- [DATASET ROWS]:
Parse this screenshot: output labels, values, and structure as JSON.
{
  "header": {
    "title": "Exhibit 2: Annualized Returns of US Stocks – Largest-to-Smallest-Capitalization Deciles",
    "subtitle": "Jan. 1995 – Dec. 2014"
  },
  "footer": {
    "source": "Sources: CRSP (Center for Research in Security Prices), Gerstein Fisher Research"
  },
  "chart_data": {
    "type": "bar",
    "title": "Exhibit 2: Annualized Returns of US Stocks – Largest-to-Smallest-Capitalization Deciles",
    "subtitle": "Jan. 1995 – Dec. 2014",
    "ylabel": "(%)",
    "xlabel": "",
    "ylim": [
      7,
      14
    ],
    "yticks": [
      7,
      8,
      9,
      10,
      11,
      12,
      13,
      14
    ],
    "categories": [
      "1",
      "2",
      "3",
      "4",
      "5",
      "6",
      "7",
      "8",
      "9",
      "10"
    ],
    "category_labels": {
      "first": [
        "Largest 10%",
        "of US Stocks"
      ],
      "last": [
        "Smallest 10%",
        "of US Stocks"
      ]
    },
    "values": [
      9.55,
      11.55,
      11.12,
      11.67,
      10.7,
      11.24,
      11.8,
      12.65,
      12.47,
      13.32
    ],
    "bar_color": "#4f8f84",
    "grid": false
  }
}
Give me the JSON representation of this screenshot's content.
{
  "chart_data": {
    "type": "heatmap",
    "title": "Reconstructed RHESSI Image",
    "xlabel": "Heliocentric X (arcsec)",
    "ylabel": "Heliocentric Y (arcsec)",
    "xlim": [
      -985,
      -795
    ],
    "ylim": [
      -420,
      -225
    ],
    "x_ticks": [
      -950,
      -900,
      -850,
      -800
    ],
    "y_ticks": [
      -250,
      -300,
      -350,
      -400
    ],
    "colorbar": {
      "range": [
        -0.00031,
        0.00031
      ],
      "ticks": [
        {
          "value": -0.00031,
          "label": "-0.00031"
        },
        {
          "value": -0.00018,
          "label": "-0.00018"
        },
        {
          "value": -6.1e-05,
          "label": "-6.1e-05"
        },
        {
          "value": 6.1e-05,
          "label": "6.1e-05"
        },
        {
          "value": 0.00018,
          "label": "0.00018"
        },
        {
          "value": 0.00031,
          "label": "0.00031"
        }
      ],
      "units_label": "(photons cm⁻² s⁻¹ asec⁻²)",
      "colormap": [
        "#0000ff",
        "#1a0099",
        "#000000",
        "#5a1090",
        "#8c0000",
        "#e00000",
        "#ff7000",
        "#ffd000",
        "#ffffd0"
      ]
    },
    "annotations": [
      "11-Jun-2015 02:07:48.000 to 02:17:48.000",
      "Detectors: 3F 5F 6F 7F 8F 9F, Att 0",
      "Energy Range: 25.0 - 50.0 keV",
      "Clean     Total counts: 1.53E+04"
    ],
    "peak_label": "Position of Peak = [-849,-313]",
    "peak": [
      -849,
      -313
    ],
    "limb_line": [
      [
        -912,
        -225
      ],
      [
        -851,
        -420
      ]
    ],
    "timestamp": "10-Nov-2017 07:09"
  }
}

- [REQUIREMENT]:
Return each entry from the material above exactly as it appears.

- [SOLVED PROBLEM]:
Parse this screenshot: output labels, values, and structure as JSON.
{
  "header": {
    "title": "Exhibit 2: Annualized Returns of US Stocks – Largest-to-Smallest-Capitalization Deciles",
    "subtitle": "Jan. 1995 – Dec. 2014"
  },
  "footer": {
    "source": "Sources: CRSP (Center for Research in Security Prices), Gerstein Fisher Research"
  },
  "chart_data": {
    "type": "bar",
    "title": "Exhibit 2: Annualized Returns of US Stocks – Largest-to-Smallest-Capitalization Deciles",
    "subtitle": "Jan. 1995 – Dec. 2014",
    "ylabel": "(%)",
    "xlabel": "",
    "ylim": [
      7,
      14
    ],
    "yticks": [
      7,
      8,
      9,
      10,
      11,
      12,
      13,
      14
    ],
    "categories": [
      "1",
      "2",
      "3",
      "4",
      "5",
      "6",
      "7",
      "8",
      "9",
      "10"
    ],
    "category_labels": {
      "first": [
        "Largest 10%",
        "of US Stocks"
      ],
      "last": [
        "Smallest 10%",
        "of US Stocks"
      ]
    },
    "values": [
      9.55,
      11.55,
      11.12,
      11.67,
      10.7,
      11.24,
      11.8,
      12.65,
      12.47,
      13.32
    ],
    "bar_color": "#4f8f84",
    "grid": false
  }
}
Give me the JSON representation of this screenshot's content.
{
  "chart_data": {
    "type": "heatmap",
    "title": "Reconstructed RHESSI Image",
    "xlabel": "Heliocentric X (arcsec)",
    "ylabel": "Heliocentric Y (arcsec)",
    "xlim": [
      -985,
      -795
    ],
    "ylim": [
      -420,
      -225
    ],
    "x_ticks": [
      -950,
      -900,
      -850,
      -800
    ],
    "y_ticks": [
      -250,
      -300,
      -350,
      -400
    ],
    "colorbar": {
      "range": [
        -0.00031,
        0.00031
      ],
      "ticks": [
        {
          "value": -0.00031,
          "label": "-0.00031"
        },
        {
          "value": -0.00018,
          "label": "-0.00018"
        },
        {
          "value": -6.1e-05,
          "label": "-6.1e-05"
        },
        {
          "value": 6.1e-05,
          "label": "6.1e-05"
        },
        {
          "value": 0.00018,
          "label": "0.00018"
        },
        {
          "value": 0.00031,
          "label": "0.00031"
        }
      ],
      "units_label": "(photons cm⁻² s⁻¹ asec⁻²)",
      "colormap": [
        "#0000ff",
        "#1a0099",
        "#000000",
        "#5a1090",
        "#8c0000",
        "#e00000",
        "#ff7000",
        "#ffd000",
        "#ffffd0"
      ]
    },
    "annotations": [
      "11-Jun-2015 02:07:48.000 to 02:17:48.000",
      "Detectors: 3F 5F 6F 7F 8F 9F, Att 0",
      "Energy Range: 25.0 - 50.0 keV",
      "Clean     Total counts: 1.53E+04"
    ],
    "peak_label": "Position of Peak = [-849,-313]",
    "peak": [
      -849,
      -313
    ],
    "limb_line": [
      [
        -912,
        -225
      ],
      [
        -851,
        -420
      ]
    ],
    "timestamp": "10-Nov-2017 07:09"
  }
}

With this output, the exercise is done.